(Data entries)
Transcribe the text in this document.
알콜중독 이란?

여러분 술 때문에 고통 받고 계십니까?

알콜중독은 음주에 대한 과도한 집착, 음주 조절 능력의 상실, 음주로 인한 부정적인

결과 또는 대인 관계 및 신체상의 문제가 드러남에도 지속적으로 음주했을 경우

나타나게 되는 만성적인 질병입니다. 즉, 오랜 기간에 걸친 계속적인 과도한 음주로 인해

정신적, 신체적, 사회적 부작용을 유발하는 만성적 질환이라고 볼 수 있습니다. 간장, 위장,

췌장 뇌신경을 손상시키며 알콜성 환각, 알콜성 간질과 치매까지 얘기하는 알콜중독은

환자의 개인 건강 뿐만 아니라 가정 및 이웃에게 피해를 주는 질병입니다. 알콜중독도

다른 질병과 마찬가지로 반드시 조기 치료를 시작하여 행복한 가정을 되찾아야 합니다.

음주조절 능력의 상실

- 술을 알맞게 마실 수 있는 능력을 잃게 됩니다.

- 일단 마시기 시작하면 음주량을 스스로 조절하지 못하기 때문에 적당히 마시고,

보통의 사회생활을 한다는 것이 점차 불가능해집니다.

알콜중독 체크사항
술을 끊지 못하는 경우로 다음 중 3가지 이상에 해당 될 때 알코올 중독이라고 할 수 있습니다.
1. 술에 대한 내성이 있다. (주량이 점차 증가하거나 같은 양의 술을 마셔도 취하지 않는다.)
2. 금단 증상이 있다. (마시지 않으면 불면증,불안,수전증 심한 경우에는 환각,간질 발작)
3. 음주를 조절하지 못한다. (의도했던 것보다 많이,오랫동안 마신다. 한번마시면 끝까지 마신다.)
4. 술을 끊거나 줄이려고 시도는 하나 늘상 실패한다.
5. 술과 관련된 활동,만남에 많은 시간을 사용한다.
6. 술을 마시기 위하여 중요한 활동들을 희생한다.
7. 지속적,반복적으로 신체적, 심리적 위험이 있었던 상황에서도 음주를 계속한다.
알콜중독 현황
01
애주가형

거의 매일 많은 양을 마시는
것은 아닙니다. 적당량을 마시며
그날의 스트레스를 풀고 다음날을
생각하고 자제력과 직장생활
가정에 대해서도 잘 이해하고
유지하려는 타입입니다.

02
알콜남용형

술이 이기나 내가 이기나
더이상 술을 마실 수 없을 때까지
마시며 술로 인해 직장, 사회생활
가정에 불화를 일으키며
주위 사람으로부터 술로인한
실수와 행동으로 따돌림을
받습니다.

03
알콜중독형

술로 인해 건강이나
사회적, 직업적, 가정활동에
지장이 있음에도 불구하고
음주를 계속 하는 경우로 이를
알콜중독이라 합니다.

__Written task__
Every record shown above should be written out again exactly.

__Exercise result__
Transcribe the text in this document.
알콜중독 이란?

여러분 술 때문에 고통 받고 계십니까?

알콜중독은 음주에 대한 과도한 집착, 음주 조절 능력의 상실, 음주로 인한 부정적인

결과 또는 대인 관계 및 신체상의 문제가 드러남에도 지속적으로 음주했을 경우

나타나게 되는 만성적인 질병입니다. 즉, 오랜 기간에 걸친 계속적인 과도한 음주로 인해

정신적, 신체적, 사회적 부작용을 유발하는 만성적 질환이라고 볼 수 있습니다. 간장, 위장,

췌장 뇌신경을 손상시키며 알콜성 환각, 알콜성 간질과 치매까지 얘기하는 알콜중독은

환자의 개인 건강 뿐만 아니라 가정 및 이웃에게 피해를 주는 질병입니다. 알콜중독도

다른 질병과 마찬가지로 반드시 조기 치료를 시작하여 행복한 가정을 되찾아야 합니다.

음주조절 능력의 상실

- 술을 알맞게 마실 수 있는 능력을 잃게 됩니다.

- 일단 마시기 시작하면 음주량을 스스로 조절하지 못하기 때문에 적당히 마시고,

보통의 사회생활을 한다는 것이 점차 불가능해집니다.

알콜중독 체크사항
술을 끊지 못하는 경우로 다음 중 3가지 이상에 해당 될 때 알코올 중독이라고 할 수 있습니다.
1. 술에 대한 내성이 있다. (주량이 점차 증가하거나 같은 양의 술을 마셔도 취하지 않는다.)
2. 금단 증상이 있다. (마시지 않으면 불면증,불안,수전증 심한 경우에는 환각,간질 발작)
3. 음주를 조절하지 못한다. (의도했던 것보다 많이,오랫동안 마신다. 한번마시면 끝까지 마신다.)
4. 술을 끊거나 줄이려고 시도는 하나 늘상 실패한다.
5. 술과 관련된 활동,만남에 많은 시간을 사용한다.
6. 술을 마시기 위하여 중요한 활동들을 희생한다.
7. 지속적,반복적으로 신체적, 심리적 위험이 있었던 상황에서도 음주를 계속한다.
알콜중독 현황
01
애주가형

거의 매일 많은 양을 마시는
것은 아닙니다. 적당량을 마시며
그날의 스트레스를 풀고 다음날을
생각하고 자제력과 직장생활
가정에 대해서도 잘 이해하고
유지하려는 타입입니다.

02
알콜남용형

술이 이기나 내가 이기나
더이상 술을 마실 수 없을 때까지
마시며 술로 인해 직장, 사회생활
가정에 불화를 일으키며
주위 사람으로부터 술로인한
실수와 행동으로 따돌림을
받습니다.

03
알콜중독형

술로 인해 건강이나
사회적, 직업적, 가정활동에
지장이 있음에도 불구하고
음주를 계속 하는 경우로 이를
알콜중독이라 합니다.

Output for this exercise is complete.